TASK INSTRUCTIONS>
Copy each line of the data below with the word "JSON".
━━━━━━━━
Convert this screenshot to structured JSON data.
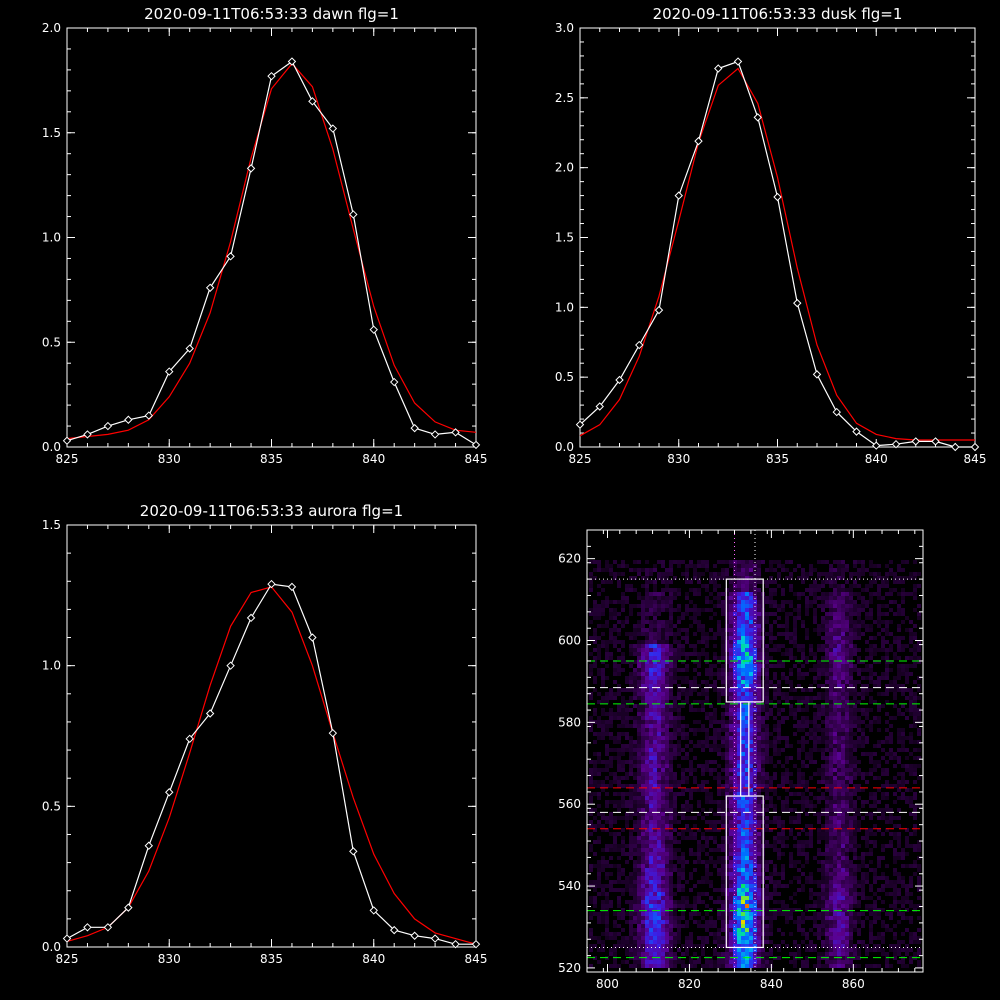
{
  "chart_data": [
    {
      "type": "line",
      "title": "2020-09-11T06:53:33 dawn flg=1",
      "xlim": [
        825,
        845
      ],
      "ylim": [
        0,
        2.0
      ],
      "xticks": [
        "825",
        "830",
        "835",
        "840",
        "845"
      ],
      "yticks": [
        "0.0",
        "0.5",
        "1.0",
        "1.5",
        "2.0"
      ],
      "x": [
        825,
        826,
        827,
        828,
        829,
        830,
        831,
        832,
        833,
        834,
        835,
        836,
        837,
        838,
        839,
        840,
        841,
        842,
        843,
        844,
        845
      ],
      "series": [
        {
          "values": [
            0.03,
            0.06,
            0.1,
            0.13,
            0.15,
            0.36,
            0.47,
            0.76,
            0.91,
            1.33,
            1.77,
            1.84,
            1.65,
            1.52,
            1.11,
            0.56,
            0.31,
            0.09,
            0.06,
            0.07,
            0.01
          ],
          "color": "#ffffff",
          "markers": "diamond"
        },
        {
          "values": [
            0.04,
            0.05,
            0.06,
            0.08,
            0.13,
            0.24,
            0.4,
            0.64,
            0.98,
            1.38,
            1.71,
            1.83,
            1.72,
            1.42,
            1.04,
            0.67,
            0.39,
            0.21,
            0.12,
            0.08,
            0.07
          ],
          "color": "#ff0000"
        }
      ]
    },
    {
      "type": "line",
      "title": "2020-09-11T06:53:33 dusk flg=1",
      "xlim": [
        825,
        845
      ],
      "ylim": [
        0,
        3.0
      ],
      "xticks": [
        "825",
        "830",
        "835",
        "840",
        "845"
      ],
      "yticks": [
        "0.0",
        "0.5",
        "1.0",
        "1.5",
        "2.0",
        "2.5",
        "3.0"
      ],
      "x": [
        825,
        826,
        827,
        828,
        829,
        830,
        831,
        832,
        833,
        834,
        835,
        836,
        837,
        838,
        839,
        840,
        841,
        842,
        843,
        844,
        845
      ],
      "series": [
        {
          "values": [
            0.16,
            0.29,
            0.48,
            0.73,
            0.98,
            1.8,
            2.19,
            2.71,
            2.76,
            2.36,
            1.79,
            1.03,
            0.52,
            0.25,
            0.11,
            0.01,
            0.02,
            0.04,
            0.04,
            0.0,
            0.0
          ],
          "color": "#ffffff",
          "markers": "diamond"
        },
        {
          "values": [
            0.08,
            0.16,
            0.34,
            0.65,
            1.08,
            1.62,
            2.18,
            2.59,
            2.71,
            2.46,
            1.93,
            1.28,
            0.73,
            0.37,
            0.17,
            0.09,
            0.06,
            0.05,
            0.05,
            0.05,
            0.05
          ],
          "color": "#ff0000"
        }
      ]
    },
    {
      "type": "line",
      "title": "2020-09-11T06:53:33 aurora flg=1",
      "xlim": [
        825,
        845
      ],
      "ylim": [
        0,
        1.5
      ],
      "xticks": [
        "825",
        "830",
        "835",
        "840",
        "845"
      ],
      "yticks": [
        "0.0",
        "0.5",
        "1.0",
        "1.5"
      ],
      "x": [
        825,
        826,
        827,
        828,
        829,
        830,
        831,
        832,
        833,
        834,
        835,
        836,
        837,
        838,
        839,
        840,
        841,
        842,
        843,
        844,
        845
      ],
      "series": [
        {
          "values": [
            0.03,
            0.07,
            0.07,
            0.14,
            0.36,
            0.55,
            0.74,
            0.83,
            1.0,
            1.17,
            1.29,
            1.28,
            1.1,
            0.76,
            0.34,
            0.13,
            0.06,
            0.04,
            0.03,
            0.01,
            0.01
          ],
          "color": "#ffffff",
          "markers": "diamond"
        },
        {
          "values": [
            0.02,
            0.04,
            0.07,
            0.14,
            0.27,
            0.46,
            0.69,
            0.93,
            1.14,
            1.26,
            1.28,
            1.19,
            1.0,
            0.76,
            0.53,
            0.33,
            0.19,
            0.1,
            0.05,
            0.03,
            0.01
          ],
          "color": "#ff0000"
        }
      ]
    },
    {
      "type": "heatmap",
      "xlim": [
        795,
        877
      ],
      "ylim": [
        519,
        627
      ],
      "xticks": [
        "800",
        "820",
        "840",
        "860"
      ],
      "yticks": [
        "520",
        "540",
        "560",
        "580",
        "600",
        "620"
      ],
      "stripes": [
        {
          "center": 811,
          "width": 3.5,
          "strength": 0.55
        },
        {
          "center": 833,
          "width": 3.2,
          "strength": 1.0
        },
        {
          "center": 856,
          "width": 3.0,
          "strength": 0.32
        }
      ],
      "boxes": [
        {
          "x0": 829,
          "x1": 838,
          "y0": 525,
          "y1": 562
        },
        {
          "x0": 829,
          "x1": 838,
          "y0": 585,
          "y1": 615
        }
      ],
      "connector": {
        "x0": 832.5,
        "x1": 834.5,
        "y0": 562,
        "y1": 585
      },
      "vlines": [
        {
          "x": 831,
          "color": "#ff66ff",
          "style": "dotted"
        },
        {
          "x": 836,
          "color": "#ffffff",
          "style": "dotted"
        }
      ],
      "hlines": [
        {
          "y": 615,
          "color": "#ffffff",
          "style": "dotted"
        },
        {
          "y": 595,
          "color": "#00ff00",
          "style": "dashed"
        },
        {
          "y": 588.5,
          "color": "#ffffff",
          "style": "dashed"
        },
        {
          "y": 584.5,
          "color": "#00ff00",
          "style": "dashed"
        },
        {
          "y": 564,
          "color": "#ff0000",
          "style": "dashed"
        },
        {
          "y": 558,
          "color": "#ffffff",
          "style": "dashed"
        },
        {
          "y": 554,
          "color": "#ff0000",
          "style": "dashed"
        },
        {
          "y": 534,
          "color": "#00ff00",
          "style": "dashed"
        },
        {
          "y": 525,
          "color": "#ffffff",
          "style": "dotted"
        },
        {
          "y": 522.5,
          "color": "#00ff00",
          "style": "dashed"
        }
      ]
    }
  ]
}
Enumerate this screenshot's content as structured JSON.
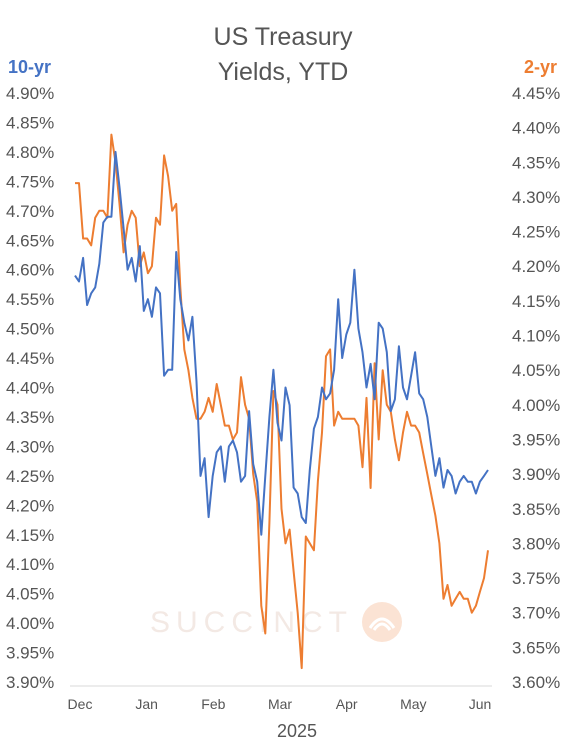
{
  "chart_data": {
    "type": "line",
    "title_lines": [
      "US Treasury",
      "Yields, YTD"
    ],
    "xlabel": "2025",
    "x_ticks": [
      "Dec",
      "Jan",
      "Feb",
      "Mar",
      "Apr",
      "May",
      "Jun"
    ],
    "watermark": "SUCCINCT",
    "left_axis": {
      "title": "10-yr",
      "ylim": [
        3.9,
        4.9
      ],
      "step": 0.05,
      "tick_labels": [
        "4.90%",
        "4.85%",
        "4.80%",
        "4.75%",
        "4.70%",
        "4.65%",
        "4.60%",
        "4.55%",
        "4.50%",
        "4.45%",
        "4.40%",
        "4.35%",
        "4.30%",
        "4.25%",
        "4.20%",
        "4.15%",
        "4.10%",
        "4.05%",
        "4.00%",
        "3.95%",
        "3.90%"
      ]
    },
    "right_axis": {
      "title": "2-yr",
      "ylim": [
        3.6,
        4.45
      ],
      "step": 0.05,
      "tick_labels": [
        "4.45%",
        "4.40%",
        "4.35%",
        "4.30%",
        "4.25%",
        "4.20%",
        "4.15%",
        "4.10%",
        "4.05%",
        "4.00%",
        "3.95%",
        "3.90%",
        "3.85%",
        "3.80%",
        "3.75%",
        "3.70%",
        "3.65%",
        "3.60%"
      ]
    },
    "x_range": [
      0,
      102
    ],
    "series": [
      {
        "name": "10-yr",
        "axis": "left",
        "color": "#4472c4",
        "x": [
          0,
          1,
          2,
          3,
          4,
          5,
          6,
          7,
          8,
          9,
          10,
          11,
          12,
          13,
          14,
          15,
          16,
          17,
          18,
          19,
          20,
          21,
          22,
          23,
          24,
          25,
          26,
          27,
          28,
          29,
          30,
          31,
          32,
          33,
          34,
          35,
          36,
          37,
          38,
          39,
          40,
          41,
          42,
          43,
          44,
          45,
          46,
          47,
          48,
          49,
          50,
          51,
          52,
          53,
          54,
          55,
          56,
          57,
          58,
          59,
          60,
          61,
          62,
          63,
          64,
          65,
          66,
          67,
          68,
          69,
          70,
          71,
          72,
          73,
          74,
          75,
          76,
          77,
          78,
          79,
          80,
          81,
          82,
          83,
          84,
          85,
          86,
          87,
          88,
          89,
          90,
          91,
          92,
          93,
          94,
          95,
          96,
          97,
          98,
          99,
          100,
          101,
          102
        ],
        "values": [
          4.59,
          4.58,
          4.62,
          4.54,
          4.56,
          4.57,
          4.61,
          4.68,
          4.69,
          4.69,
          4.8,
          4.74,
          4.67,
          4.6,
          4.62,
          4.58,
          4.64,
          4.53,
          4.55,
          4.52,
          4.57,
          4.56,
          4.42,
          4.43,
          4.43,
          4.63,
          4.55,
          4.51,
          4.48,
          4.52,
          4.41,
          4.25,
          4.28,
          4.18,
          4.25,
          4.29,
          4.3,
          4.24,
          4.3,
          4.31,
          4.29,
          4.24,
          4.25,
          4.36,
          4.27,
          4.24,
          4.15,
          4.25,
          4.35,
          4.43,
          4.34,
          4.31,
          4.4,
          4.37,
          4.23,
          4.22,
          4.18,
          4.17,
          4.26,
          4.33,
          4.35,
          4.4,
          4.38,
          4.39,
          4.43,
          4.55,
          4.45,
          4.49,
          4.51,
          4.6,
          4.5,
          4.46,
          4.4,
          4.44,
          4.38,
          4.51,
          4.5,
          4.46,
          4.36,
          4.38,
          4.47,
          4.4,
          4.38,
          4.42,
          4.46,
          4.39,
          4.38,
          4.35,
          4.3,
          4.25,
          4.28,
          4.23,
          4.26,
          4.25,
          4.22,
          4.24,
          4.25,
          4.24,
          4.24,
          4.22,
          4.24,
          4.25,
          4.26
        ]
      },
      {
        "name": "2-yr",
        "axis": "right",
        "color": "#ed7d31",
        "x": [
          0,
          1,
          2,
          3,
          4,
          5,
          6,
          7,
          8,
          9,
          10,
          11,
          12,
          13,
          14,
          15,
          16,
          17,
          18,
          19,
          20,
          21,
          22,
          23,
          24,
          25,
          26,
          27,
          28,
          29,
          30,
          31,
          32,
          33,
          34,
          35,
          36,
          37,
          38,
          39,
          40,
          41,
          42,
          43,
          44,
          45,
          46,
          47,
          48,
          49,
          50,
          51,
          52,
          53,
          54,
          55,
          56,
          57,
          58,
          59,
          60,
          61,
          62,
          63,
          64,
          65,
          66,
          67,
          68,
          69,
          70,
          71,
          72,
          73,
          74,
          75,
          76,
          77,
          78,
          79,
          80,
          81,
          82,
          83,
          84,
          85,
          86,
          87,
          88,
          89,
          90,
          91,
          92,
          93,
          94,
          95,
          96,
          97,
          98,
          99,
          100,
          101,
          102
        ],
        "values": [
          4.32,
          4.32,
          4.24,
          4.24,
          4.23,
          4.27,
          4.28,
          4.28,
          4.27,
          4.39,
          4.35,
          4.29,
          4.22,
          4.26,
          4.28,
          4.27,
          4.2,
          4.22,
          4.19,
          4.2,
          4.27,
          4.26,
          4.36,
          4.33,
          4.28,
          4.29,
          4.17,
          4.08,
          4.05,
          4.01,
          3.98,
          3.98,
          3.99,
          4.01,
          3.99,
          4.03,
          4.0,
          3.97,
          3.97,
          3.95,
          3.96,
          4.04,
          4.0,
          3.98,
          3.9,
          3.86,
          3.71,
          3.67,
          3.83,
          4.02,
          4.0,
          3.85,
          3.8,
          3.82,
          3.76,
          3.7,
          3.62,
          3.81,
          3.8,
          3.79,
          3.89,
          3.96,
          4.07,
          4.08,
          3.97,
          3.99,
          3.98,
          3.98,
          3.98,
          3.98,
          3.97,
          3.91,
          4.01,
          3.88,
          4.06,
          3.95,
          4.05,
          4.0,
          3.99,
          3.95,
          3.92,
          3.96,
          3.99,
          3.97,
          3.97,
          3.96,
          3.93,
          3.9,
          3.87,
          3.84,
          3.8,
          3.72,
          3.74,
          3.71,
          3.72,
          3.73,
          3.72,
          3.72,
          3.7,
          3.71,
          3.73,
          3.75,
          3.79
        ]
      }
    ]
  }
}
━━━━━━━━
EXERCISE RESULT>
Convert this screenshot to structured JSON data.
Enumerate this screenshot's content as structured JSON.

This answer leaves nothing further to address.